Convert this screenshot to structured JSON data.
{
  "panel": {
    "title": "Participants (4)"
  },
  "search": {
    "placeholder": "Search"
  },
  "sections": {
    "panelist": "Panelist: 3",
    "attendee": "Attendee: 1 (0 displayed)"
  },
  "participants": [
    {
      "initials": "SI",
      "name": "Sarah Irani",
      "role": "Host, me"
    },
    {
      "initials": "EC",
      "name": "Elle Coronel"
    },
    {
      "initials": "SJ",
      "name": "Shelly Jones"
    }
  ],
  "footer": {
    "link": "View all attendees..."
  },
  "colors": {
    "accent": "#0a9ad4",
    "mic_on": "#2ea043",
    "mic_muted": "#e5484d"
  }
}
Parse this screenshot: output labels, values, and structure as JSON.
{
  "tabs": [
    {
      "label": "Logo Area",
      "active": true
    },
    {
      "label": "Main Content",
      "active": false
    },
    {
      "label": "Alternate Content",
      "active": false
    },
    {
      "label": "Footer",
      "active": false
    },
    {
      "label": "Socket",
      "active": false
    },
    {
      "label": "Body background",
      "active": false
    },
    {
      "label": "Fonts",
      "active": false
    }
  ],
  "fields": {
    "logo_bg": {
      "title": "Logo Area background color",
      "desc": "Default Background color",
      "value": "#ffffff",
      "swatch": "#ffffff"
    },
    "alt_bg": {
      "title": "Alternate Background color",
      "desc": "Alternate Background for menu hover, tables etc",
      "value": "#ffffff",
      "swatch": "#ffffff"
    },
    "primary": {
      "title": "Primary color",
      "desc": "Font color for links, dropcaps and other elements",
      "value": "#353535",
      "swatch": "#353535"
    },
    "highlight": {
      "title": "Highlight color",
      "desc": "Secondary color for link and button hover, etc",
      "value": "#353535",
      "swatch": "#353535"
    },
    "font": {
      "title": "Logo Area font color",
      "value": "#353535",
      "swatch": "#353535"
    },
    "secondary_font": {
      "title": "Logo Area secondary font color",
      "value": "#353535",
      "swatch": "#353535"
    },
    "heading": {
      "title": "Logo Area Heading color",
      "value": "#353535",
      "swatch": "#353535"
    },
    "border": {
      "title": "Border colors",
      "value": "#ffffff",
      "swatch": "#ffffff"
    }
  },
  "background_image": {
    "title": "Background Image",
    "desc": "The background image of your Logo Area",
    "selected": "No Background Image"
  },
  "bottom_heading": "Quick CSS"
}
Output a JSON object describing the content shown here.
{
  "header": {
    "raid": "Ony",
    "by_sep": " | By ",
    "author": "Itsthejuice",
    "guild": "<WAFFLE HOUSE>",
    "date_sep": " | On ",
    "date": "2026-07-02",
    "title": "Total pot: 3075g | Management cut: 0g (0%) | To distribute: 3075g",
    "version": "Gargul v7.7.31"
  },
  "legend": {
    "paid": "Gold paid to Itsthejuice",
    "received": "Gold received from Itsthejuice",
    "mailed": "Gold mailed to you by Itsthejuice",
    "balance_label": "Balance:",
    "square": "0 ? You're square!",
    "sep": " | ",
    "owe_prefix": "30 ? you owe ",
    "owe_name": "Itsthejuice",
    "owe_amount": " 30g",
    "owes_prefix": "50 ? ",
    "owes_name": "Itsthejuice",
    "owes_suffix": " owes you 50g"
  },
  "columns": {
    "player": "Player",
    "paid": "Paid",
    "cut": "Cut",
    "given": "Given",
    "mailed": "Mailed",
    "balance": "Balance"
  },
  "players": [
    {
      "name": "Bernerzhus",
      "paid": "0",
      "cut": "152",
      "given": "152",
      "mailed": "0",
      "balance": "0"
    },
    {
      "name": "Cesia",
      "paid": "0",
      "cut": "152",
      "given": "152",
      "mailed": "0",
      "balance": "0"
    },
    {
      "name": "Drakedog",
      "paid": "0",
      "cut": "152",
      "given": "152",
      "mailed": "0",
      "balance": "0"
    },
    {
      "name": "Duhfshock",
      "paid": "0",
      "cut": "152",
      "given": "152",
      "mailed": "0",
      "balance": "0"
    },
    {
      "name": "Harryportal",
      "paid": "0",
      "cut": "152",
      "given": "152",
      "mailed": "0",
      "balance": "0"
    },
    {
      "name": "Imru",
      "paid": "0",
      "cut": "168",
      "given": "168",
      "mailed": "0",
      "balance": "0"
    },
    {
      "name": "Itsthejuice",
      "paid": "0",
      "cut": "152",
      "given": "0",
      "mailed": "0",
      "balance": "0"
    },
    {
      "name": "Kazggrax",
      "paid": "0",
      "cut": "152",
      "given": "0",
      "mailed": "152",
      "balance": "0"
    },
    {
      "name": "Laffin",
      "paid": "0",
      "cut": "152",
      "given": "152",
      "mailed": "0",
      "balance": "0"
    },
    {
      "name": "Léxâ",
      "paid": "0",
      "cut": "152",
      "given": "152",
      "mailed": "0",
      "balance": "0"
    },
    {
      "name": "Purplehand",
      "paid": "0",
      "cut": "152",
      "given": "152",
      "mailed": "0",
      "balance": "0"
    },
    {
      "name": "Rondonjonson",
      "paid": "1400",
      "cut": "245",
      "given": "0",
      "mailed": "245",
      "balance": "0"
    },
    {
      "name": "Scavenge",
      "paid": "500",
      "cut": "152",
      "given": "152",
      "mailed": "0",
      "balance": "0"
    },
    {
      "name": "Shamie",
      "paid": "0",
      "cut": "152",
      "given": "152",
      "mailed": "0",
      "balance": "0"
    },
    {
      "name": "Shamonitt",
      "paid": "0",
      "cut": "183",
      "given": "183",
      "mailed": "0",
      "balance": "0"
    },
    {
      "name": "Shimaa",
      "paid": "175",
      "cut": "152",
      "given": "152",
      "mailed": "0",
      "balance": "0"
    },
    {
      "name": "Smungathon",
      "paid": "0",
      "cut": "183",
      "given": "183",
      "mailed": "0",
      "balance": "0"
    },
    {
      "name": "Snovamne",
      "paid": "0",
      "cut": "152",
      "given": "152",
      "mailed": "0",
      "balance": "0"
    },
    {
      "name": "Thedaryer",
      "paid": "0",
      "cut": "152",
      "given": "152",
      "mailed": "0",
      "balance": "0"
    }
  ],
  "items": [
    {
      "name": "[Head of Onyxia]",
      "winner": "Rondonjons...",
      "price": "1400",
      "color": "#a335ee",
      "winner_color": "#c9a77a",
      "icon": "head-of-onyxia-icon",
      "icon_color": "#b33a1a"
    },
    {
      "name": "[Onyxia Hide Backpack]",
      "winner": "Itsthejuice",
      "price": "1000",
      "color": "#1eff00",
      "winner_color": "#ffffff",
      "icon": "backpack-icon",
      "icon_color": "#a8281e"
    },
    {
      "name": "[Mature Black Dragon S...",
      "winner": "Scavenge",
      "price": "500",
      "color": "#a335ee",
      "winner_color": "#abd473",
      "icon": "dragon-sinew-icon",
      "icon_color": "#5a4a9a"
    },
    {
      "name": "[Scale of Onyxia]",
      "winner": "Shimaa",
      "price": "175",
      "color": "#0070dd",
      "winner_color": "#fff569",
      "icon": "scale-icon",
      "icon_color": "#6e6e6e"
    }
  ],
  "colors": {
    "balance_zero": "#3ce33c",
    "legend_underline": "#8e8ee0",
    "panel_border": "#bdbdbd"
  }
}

• [Description of the task]:
Transcribe each entry exactly.

• [Exercise response]:
Convert this screenshot to structured JSON data.
{
  "panel": {
    "title": "Participants (4)"
  },
  "search": {
    "placeholder": "Search"
  },
  "sections": {
    "panelist": "Panelist: 3",
    "attendee": "Attendee: 1 (0 displayed)"
  },
  "participants": [
    {
      "initials": "SI",
      "name": "Sarah Irani",
      "role": "Host, me"
    },
    {
      "initials": "EC",
      "name": "Elle Coronel"
    },
    {
      "initials": "SJ",
      "name": "Shelly Jones"
    }
  ],
  "footer": {
    "link": "View all attendees..."
  },
  "colors": {
    "accent": "#0a9ad4",
    "mic_on": "#2ea043",
    "mic_muted": "#e5484d"
  }
}
Parse this screenshot: output labels, values, and structure as JSON.
{
  "tabs": [
    {
      "label": "Logo Area",
      "active": true
    },
    {
      "label": "Main Content",
      "active": false
    },
    {
      "label": "Alternate Content",
      "active": false
    },
    {
      "label": "Footer",
      "active": false
    },
    {
      "label": "Socket",
      "active": false
    },
    {
      "label": "Body background",
      "active": false
    },
    {
      "label": "Fonts",
      "active": false
    }
  ],
  "fields": {
    "logo_bg": {
      "title": "Logo Area background color",
      "desc": "Default Background color",
      "value": "#ffffff",
      "swatch": "#ffffff"
    },
    "alt_bg": {
      "title": "Alternate Background color",
      "desc": "Alternate Background for menu hover, tables etc",
      "value": "#ffffff",
      "swatch": "#ffffff"
    },
    "primary": {
      "title": "Primary color",
      "desc": "Font color for links, dropcaps and other elements",
      "value": "#353535",
      "swatch": "#353535"
    },
    "highlight": {
      "title": "Highlight color",
      "desc": "Secondary color for link and button hover, etc",
      "value": "#353535",
      "swatch": "#353535"
    },
    "font": {
      "title": "Logo Area font color",
      "value": "#353535",
      "swatch": "#353535"
    },
    "secondary_font": {
      "title": "Logo Area secondary font color",
      "value": "#353535",
      "swatch": "#353535"
    },
    "heading": {
      "title": "Logo Area Heading color",
      "value": "#353535",
      "swatch": "#353535"
    },
    "border": {
      "title": "Border colors",
      "value": "#ffffff",
      "swatch": "#ffffff"
    }
  },
  "background_image": {
    "title": "Background Image",
    "desc": "The background image of your Logo Area",
    "selected": "No Background Image"
  },
  "bottom_heading": "Quick CSS"
}
Output a JSON object describing the content shown here.
{
  "header": {
    "raid": "Ony",
    "by_sep": " | By ",
    "author": "Itsthejuice",
    "guild": "<WAFFLE HOUSE>",
    "date_sep": " | On ",
    "date": "2026-07-02",
    "title": "Total pot: 3075g | Management cut: 0g (0%) | To distribute: 3075g",
    "version": "Gargul v7.7.31"
  },
  "legend": {
    "paid": "Gold paid to Itsthejuice",
    "received": "Gold received from Itsthejuice",
    "mailed": "Gold mailed to you by Itsthejuice",
    "balance_label": "Balance:",
    "square": "0 ? You're square!",
    "sep": " | ",
    "owe_prefix": "30 ? you owe ",
    "owe_name": "Itsthejuice",
    "owe_amount": " 30g",
    "owes_prefix": "50 ? ",
    "owes_name": "Itsthejuice",
    "owes_suffix": " owes you 50g"
  },
  "columns": {
    "player": "Player",
    "paid": "Paid",
    "cut": "Cut",
    "given": "Given",
    "mailed": "Mailed",
    "balance": "Balance"
  },
  "players": [
    {
      "name": "Bernerzhus",
      "paid": "0",
      "cut": "152",
      "given": "152",
      "mailed": "0",
      "balance": "0"
    },
    {
      "name": "Cesia",
      "paid": "0",
      "cut": "152",
      "given": "152",
      "mailed": "0",
      "balance": "0"
    },
    {
      "name": "Drakedog",
      "paid": "0",
      "cut": "152",
      "given": "152",
      "mailed": "0",
      "balance": "0"
    },
    {
      "name": "Duhfshock",
      "paid": "0",
      "cut": "152",
      "given": "152",
      "mailed": "0",
      "balance": "0"
    },
    {
      "name": "Harryportal",
      "paid": "0",
      "cut": "152",
      "given": "152",
      "mailed": "0",
      "balance": "0"
    },
    {
      "name": "Imru",
      "paid": "0",
      "cut": "168",
      "given": "168",
      "mailed": "0",
      "balance": "0"
    },
    {
      "name": "Itsthejuice",
      "paid": "0",
      "cut": "152",
      "given": "0",
      "mailed": "0",
      "balance": "0"
    },
    {
      "name": "Kazggrax",
      "paid": "0",
      "cut": "152",
      "given": "0",
      "mailed": "152",
      "balance": "0"
    },
    {
      "name": "Laffin",
      "paid": "0",
      "cut": "152",
      "given": "152",
      "mailed": "0",
      "balance": "0"
    },
    {
      "name": "Léxâ",
      "paid": "0",
      "cut": "152",
      "given": "152",
      "mailed": "0",
      "balance": "0"
    },
    {
      "name": "Purplehand",
      "paid": "0",
      "cut": "152",
      "given": "152",
      "mailed": "0",
      "balance": "0"
    },
    {
      "name": "Rondonjonson",
      "paid": "1400",
      "cut": "245",
      "given": "0",
      "mailed": "245",
      "balance": "0"
    },
    {
      "name": "Scavenge",
      "paid": "500",
      "cut": "152",
      "given": "152",
      "mailed": "0",
      "balance": "0"
    },
    {
      "name": "Shamie",
      "paid": "0",
      "cut": "152",
      "given": "152",
      "mailed": "0",
      "balance": "0"
    },
    {
      "name": "Shamonitt",
      "paid": "0",
      "cut": "183",
      "given": "183",
      "mailed": "0",
      "balance": "0"
    },
    {
      "name": "Shimaa",
      "paid": "175",
      "cut": "152",
      "given": "152",
      "mailed": "0",
      "balance": "0"
    },
    {
      "name": "Smungathon",
      "paid": "0",
      "cut": "183",
      "given": "183",
      "mailed": "0",
      "balance": "0"
    },
    {
      "name": "Snovamne",
      "paid": "0",
      "cut": "152",
      "given": "152",
      "mailed": "0",
      "balance": "0"
    },
    {
      "name": "Thedaryer",
      "paid": "0",
      "cut": "152",
      "given": "152",
      "mailed": "0",
      "balance": "0"
    }
  ],
  "items": [
    {
      "name": "[Head of Onyxia]",
      "winner": "Rondonjons...",
      "price": "1400",
      "color": "#a335ee",
      "winner_color": "#c9a77a",
      "icon": "head-of-onyxia-icon",
      "icon_color": "#b33a1a"
    },
    {
      "name": "[Onyxia Hide Backpack]",
      "winner": "Itsthejuice",
      "price": "1000",
      "color": "#1eff00",
      "winner_color": "#ffffff",
      "icon": "backpack-icon",
      "icon_color": "#a8281e"
    },
    {
      "name": "[Mature Black Dragon S...",
      "winner": "Scavenge",
      "price": "500",
      "color": "#a335ee",
      "winner_color": "#abd473",
      "icon": "dragon-sinew-icon",
      "icon_color": "#5a4a9a"
    },
    {
      "name": "[Scale of Onyxia]",
      "winner": "Shimaa",
      "price": "175",
      "color": "#0070dd",
      "winner_color": "#fff569",
      "icon": "scale-icon",
      "icon_color": "#6e6e6e"
    }
  ],
  "colors": {
    "balance_zero": "#3ce33c",
    "legend_underline": "#8e8ee0",
    "panel_border": "#bdbdbd"
  }
}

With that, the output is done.